### Work to complete
Take the line containing "Convert this screenshot" and every line after it to the end of the material below; reproduce them exactly, without pictures.

Data records
[BEGIN]
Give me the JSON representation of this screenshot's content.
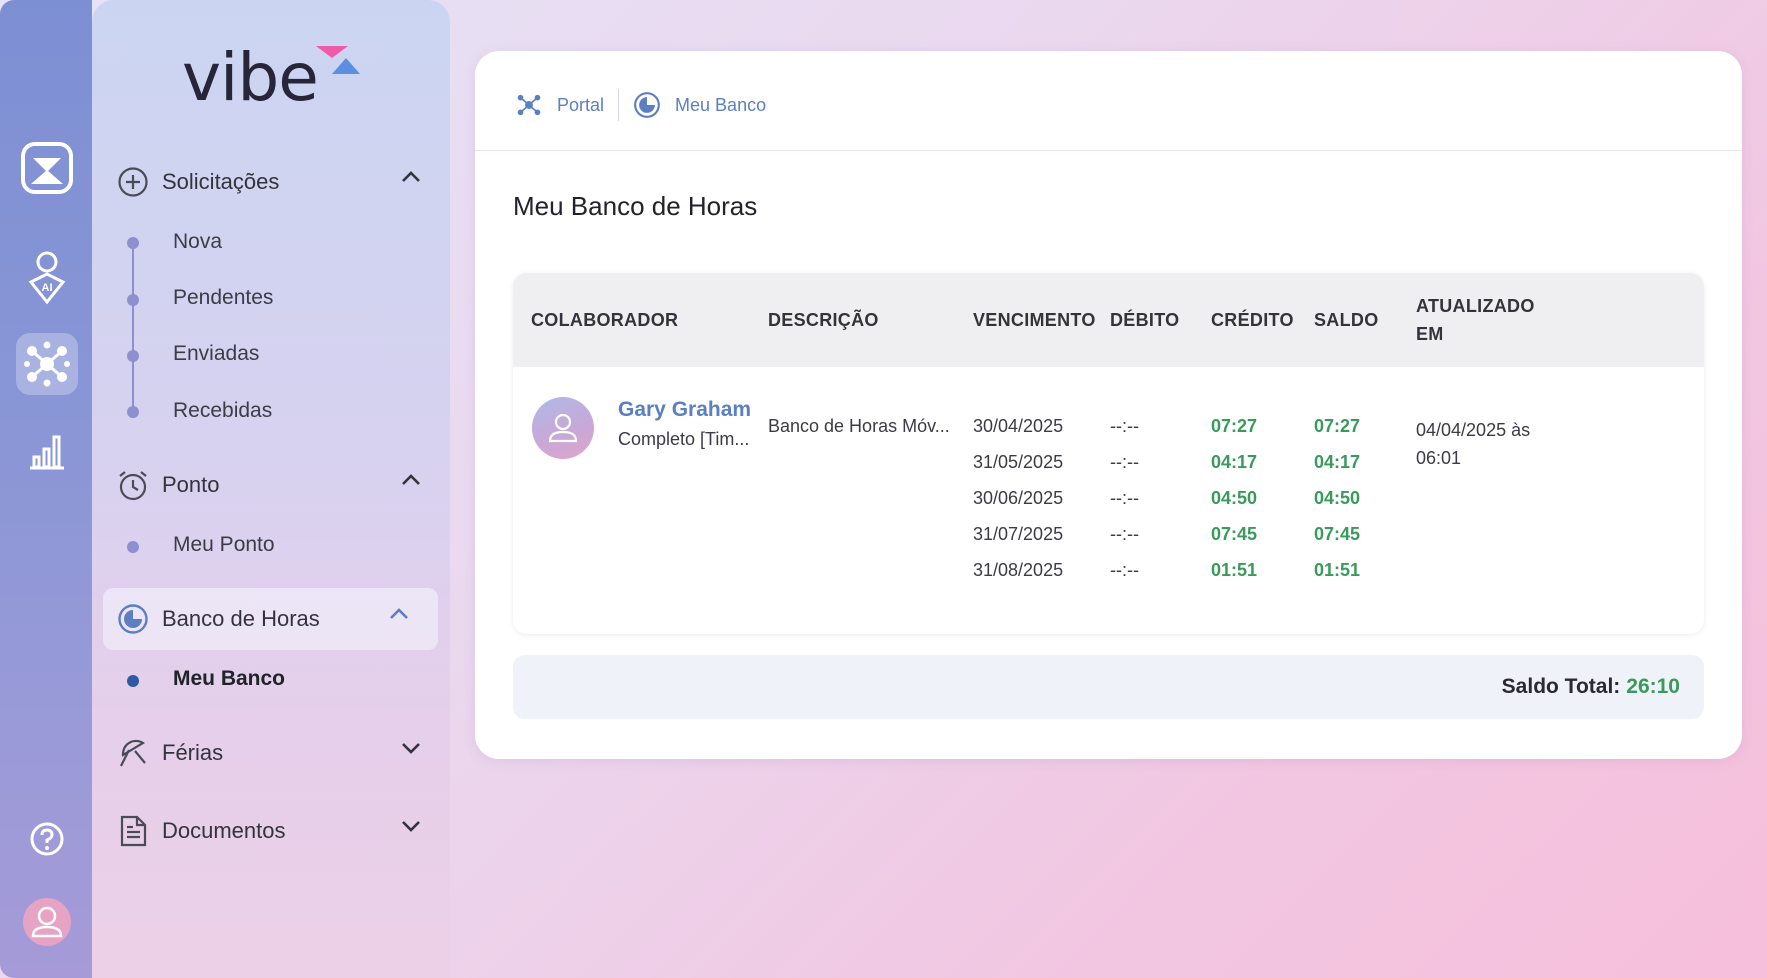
{
  "app": {
    "logo_text": "vibe"
  },
  "rail": {
    "icons": [
      "inbox-icon",
      "ai-user-icon",
      "network-icon",
      "chart-icon",
      "help-icon",
      "user-avatar-icon"
    ],
    "active": "network-icon"
  },
  "sidebar": {
    "sections": [
      {
        "label": "Solicitações",
        "icon": "plus-circle-icon",
        "expanded": true,
        "items": [
          "Nova",
          "Pendentes",
          "Enviadas",
          "Recebidas"
        ]
      },
      {
        "label": "Ponto",
        "icon": "alarm-clock-icon",
        "expanded": true,
        "items": [
          "Meu Ponto"
        ]
      },
      {
        "label": "Banco de Horas",
        "icon": "clock-bank-icon",
        "expanded": true,
        "active": true,
        "items": [
          "Meu Banco"
        ]
      },
      {
        "label": "Férias",
        "icon": "umbrella-icon",
        "expanded": false,
        "items": []
      },
      {
        "label": "Documentos",
        "icon": "document-icon",
        "expanded": false,
        "items": []
      }
    ]
  },
  "breadcrumb": {
    "portal": "Portal",
    "current": "Meu Banco"
  },
  "page_title": "Meu Banco de Horas",
  "table": {
    "headers": {
      "colaborador": "COLABORADOR",
      "descricao": "DESCRIÇÃO",
      "vencimento": "VENCIMENTO",
      "debito": "DÉBITO",
      "credito": "CRÉDITO",
      "saldo": "SALDO",
      "atualizado_1": "ATUALIZADO",
      "atualizado_2": "EM"
    },
    "row": {
      "name": "Gary Graham",
      "role": "Completo [Tim...",
      "description": "Banco de Horas Móv...",
      "updated_1": "04/04/2025 às",
      "updated_2": "06:01",
      "entries": [
        {
          "vencimento": "30/04/2025",
          "debito": "--:--",
          "credito": "07:27",
          "saldo": "07:27"
        },
        {
          "vencimento": "31/05/2025",
          "debito": "--:--",
          "credito": "04:17",
          "saldo": "04:17"
        },
        {
          "vencimento": "30/06/2025",
          "debito": "--:--",
          "credito": "04:50",
          "saldo": "04:50"
        },
        {
          "vencimento": "31/07/2025",
          "debito": "--:--",
          "credito": "07:45",
          "saldo": "07:45"
        },
        {
          "vencimento": "31/08/2025",
          "debito": "--:--",
          "credito": "01:51",
          "saldo": "01:51"
        }
      ]
    }
  },
  "total": {
    "label": "Saldo Total:",
    "value": "26:10"
  },
  "colors": {
    "accent": "#5b7fc1",
    "positive": "#3a9a5c",
    "active_dot": "#2d5aa3"
  }
}
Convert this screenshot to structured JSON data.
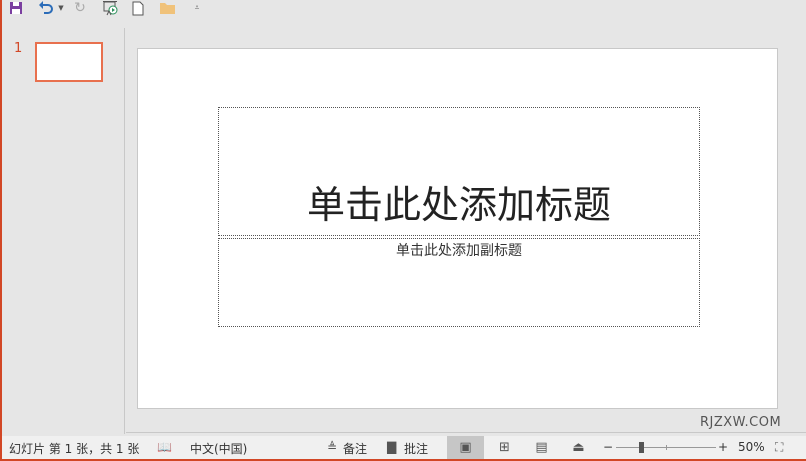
{
  "toolbar": {
    "icons": [
      "save-icon",
      "undo-icon",
      "undo-dropdown-icon",
      "redo-icon",
      "slideshow-icon",
      "new-file-icon",
      "open-folder-icon",
      "customize-toolbar-icon"
    ]
  },
  "thumbnails": [
    {
      "number": "1"
    }
  ],
  "slide": {
    "title_placeholder": "单击此处添加标题",
    "subtitle_placeholder": "单击此处添加副标题"
  },
  "watermark": "RJZXW.COM",
  "status": {
    "slide_info": "幻灯片 第 1 张，共 1 张",
    "language": "中文(中国)",
    "notes": "备注",
    "comments": "批注",
    "zoom": "50%",
    "zoom_level_percent": 50
  },
  "colors": {
    "accent": "#d24726",
    "thumb_border": "#e8704e"
  }
}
[END]
### Answer to this task
Convert this screenshot to structured JSON data.
{
  "toolbar": {
    "icons": [
      "save-icon",
      "undo-icon",
      "undo-dropdown-icon",
      "redo-icon",
      "slideshow-icon",
      "new-file-icon",
      "open-folder-icon",
      "customize-toolbar-icon"
    ]
  },
  "thumbnails": [
    {
      "number": "1"
    }
  ],
  "slide": {
    "title_placeholder": "单击此处添加标题",
    "subtitle_placeholder": "单击此处添加副标题"
  },
  "watermark": "RJZXW.COM",
  "status": {
    "slide_info": "幻灯片 第 1 张，共 1 张",
    "language": "中文(中国)",
    "notes": "备注",
    "comments": "批注",
    "zoom": "50%",
    "zoom_level_percent": 50
  },
  "colors": {
    "accent": "#d24726",
    "thumb_border": "#e8704e"
  }
}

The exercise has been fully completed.